• [EXTRACTED DATA]
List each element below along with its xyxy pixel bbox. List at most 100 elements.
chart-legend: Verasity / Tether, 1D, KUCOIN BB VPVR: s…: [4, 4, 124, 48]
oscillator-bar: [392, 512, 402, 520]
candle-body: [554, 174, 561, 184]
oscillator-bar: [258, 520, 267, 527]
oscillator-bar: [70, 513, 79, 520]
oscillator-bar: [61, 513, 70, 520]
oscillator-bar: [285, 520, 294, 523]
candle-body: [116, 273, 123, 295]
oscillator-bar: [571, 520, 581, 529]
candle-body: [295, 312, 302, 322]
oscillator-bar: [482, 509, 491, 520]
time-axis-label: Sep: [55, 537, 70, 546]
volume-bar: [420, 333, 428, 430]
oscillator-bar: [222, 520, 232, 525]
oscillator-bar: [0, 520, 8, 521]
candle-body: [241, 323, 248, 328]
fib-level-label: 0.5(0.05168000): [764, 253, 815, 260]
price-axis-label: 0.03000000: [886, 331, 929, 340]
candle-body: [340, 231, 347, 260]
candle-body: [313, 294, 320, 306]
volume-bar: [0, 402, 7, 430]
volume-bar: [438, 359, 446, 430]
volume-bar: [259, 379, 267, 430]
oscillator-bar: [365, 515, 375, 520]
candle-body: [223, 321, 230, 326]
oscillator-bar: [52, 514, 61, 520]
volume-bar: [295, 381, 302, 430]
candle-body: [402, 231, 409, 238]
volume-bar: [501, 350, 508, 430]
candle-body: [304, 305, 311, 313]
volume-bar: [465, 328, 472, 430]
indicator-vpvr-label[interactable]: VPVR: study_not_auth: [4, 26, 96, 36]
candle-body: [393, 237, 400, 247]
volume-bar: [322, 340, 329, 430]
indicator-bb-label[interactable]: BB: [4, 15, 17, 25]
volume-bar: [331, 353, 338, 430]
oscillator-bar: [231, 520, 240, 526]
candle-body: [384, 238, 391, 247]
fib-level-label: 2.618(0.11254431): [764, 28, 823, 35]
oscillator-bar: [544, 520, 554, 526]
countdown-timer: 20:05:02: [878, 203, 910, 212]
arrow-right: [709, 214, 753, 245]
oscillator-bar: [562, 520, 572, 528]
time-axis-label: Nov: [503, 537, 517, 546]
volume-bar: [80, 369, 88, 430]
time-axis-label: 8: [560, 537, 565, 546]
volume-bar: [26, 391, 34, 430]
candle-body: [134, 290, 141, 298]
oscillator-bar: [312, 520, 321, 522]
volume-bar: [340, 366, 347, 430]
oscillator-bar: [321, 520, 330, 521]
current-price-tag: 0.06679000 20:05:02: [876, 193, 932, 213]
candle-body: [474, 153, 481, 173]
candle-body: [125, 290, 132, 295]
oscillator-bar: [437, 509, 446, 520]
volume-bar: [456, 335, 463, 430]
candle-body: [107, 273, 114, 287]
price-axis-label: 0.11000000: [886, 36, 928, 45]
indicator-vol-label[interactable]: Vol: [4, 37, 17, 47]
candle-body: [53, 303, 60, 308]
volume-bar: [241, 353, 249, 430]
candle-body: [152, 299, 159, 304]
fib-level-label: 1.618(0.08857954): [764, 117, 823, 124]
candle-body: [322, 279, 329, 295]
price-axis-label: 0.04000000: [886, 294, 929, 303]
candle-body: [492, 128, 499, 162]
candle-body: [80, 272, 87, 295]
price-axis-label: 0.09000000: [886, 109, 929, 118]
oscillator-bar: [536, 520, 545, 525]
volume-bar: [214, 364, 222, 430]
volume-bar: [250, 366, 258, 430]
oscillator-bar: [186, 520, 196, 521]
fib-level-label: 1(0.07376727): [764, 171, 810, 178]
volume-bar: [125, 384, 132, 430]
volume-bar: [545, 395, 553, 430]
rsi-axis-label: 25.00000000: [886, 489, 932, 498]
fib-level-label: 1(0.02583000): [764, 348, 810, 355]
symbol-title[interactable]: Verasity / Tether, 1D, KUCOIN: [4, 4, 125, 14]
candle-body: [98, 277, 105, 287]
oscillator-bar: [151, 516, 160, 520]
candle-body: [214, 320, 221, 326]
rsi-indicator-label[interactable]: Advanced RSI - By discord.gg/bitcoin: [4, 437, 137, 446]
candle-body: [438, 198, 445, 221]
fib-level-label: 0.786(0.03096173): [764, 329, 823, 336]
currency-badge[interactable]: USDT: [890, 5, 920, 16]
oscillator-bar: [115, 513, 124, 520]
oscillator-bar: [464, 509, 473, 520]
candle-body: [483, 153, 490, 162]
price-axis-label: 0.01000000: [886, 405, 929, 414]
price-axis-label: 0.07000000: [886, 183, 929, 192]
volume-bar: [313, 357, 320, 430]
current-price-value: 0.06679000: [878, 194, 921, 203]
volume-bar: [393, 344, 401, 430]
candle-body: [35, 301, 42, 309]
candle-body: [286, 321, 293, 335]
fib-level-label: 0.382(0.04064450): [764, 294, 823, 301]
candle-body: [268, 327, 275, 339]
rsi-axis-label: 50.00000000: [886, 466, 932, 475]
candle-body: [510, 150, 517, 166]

• [WRITTEN EXERCISE] Convert every line from the start of the rows through the line holding "oscillator-bar: [231, 520, 240, 526]", inclusive, into a Markdown table with the columns No and Line. Number each line in order and leave out any blank lines.

• [THE SOLUTION]
| No | Line |
|---|---|
| 1 | List each element below along with its xyxy pixel bbox. List at most 100 elements. |
| 2 | chart-legend: Verasity / Tether, 1D, KUCOIN BB VPVR: s…: [4, 4, 124, 48] |
| 3 | oscillator-bar: [392, 512, 402, 520] |
| 4 | candle-body: [554, 174, 561, 184] |
| 5 | oscillator-bar: [258, 520, 267, 527] |
| 6 | oscillator-bar: [70, 513, 79, 520] |
| 7 | oscillator-bar: [61, 513, 70, 520] |
| 8 | oscillator-bar: [285, 520, 294, 523] |
| 9 | candle-body: [116, 273, 123, 295] |
| 10 | oscillator-bar: [571, 520, 581, 529] |
| 11 | candle-body: [295, 312, 302, 322] |
| 12 | oscillator-bar: [482, 509, 491, 520] |
| 13 | time-axis-label: Sep: [55, 537, 70, 546] |
| 14 | volume-bar: [420, 333, 428, 430] |
| 15 | oscillator-bar: [222, 520, 232, 525] |
| 16 | oscillator-bar: [0, 520, 8, 521] |
| 17 | candle-body: [241, 323, 248, 328] |
| 18 | fib-level-label: 0.5(0.05168000): [764, 253, 815, 260] |
| 19 | price-axis-label: 0.03000000: [886, 331, 929, 340] |
| 20 | candle-body: [340, 231, 347, 260] |
| 21 | candle-body: [313, 294, 320, 306] |
| 22 | volume-bar: [0, 402, 7, 430] |
| 23 | volume-bar: [438, 359, 446, 430] |
| 24 | volume-bar: [259, 379, 267, 430] |
| 25 | oscillator-bar: [365, 515, 375, 520] |
| 26 | candle-body: [223, 321, 230, 326] |
| 27 | oscillator-bar: [52, 514, 61, 520] |
| 28 | volume-bar: [295, 381, 302, 430] |
| 29 | candle-body: [402, 231, 409, 238] |
| 30 | volume-bar: [501, 350, 508, 430] |
| 31 | candle-body: [304, 305, 311, 313] |
| 32 | volume-bar: [465, 328, 472, 430] |
| 33 | indicator-vpvr-label[interactable]: VPVR: study_not_auth: [4, 26, 96, 36] |
| 34 | candle-body: [393, 237, 400, 247] |
| 35 | volume-bar: [322, 340, 329, 430] |
| 36 | indicator-bb-label[interactable]: BB: [4, 15, 17, 25] |
| 37 | volume-bar: [331, 353, 338, 430] |
| 38 | oscillator-bar: [231, 520, 240, 526] |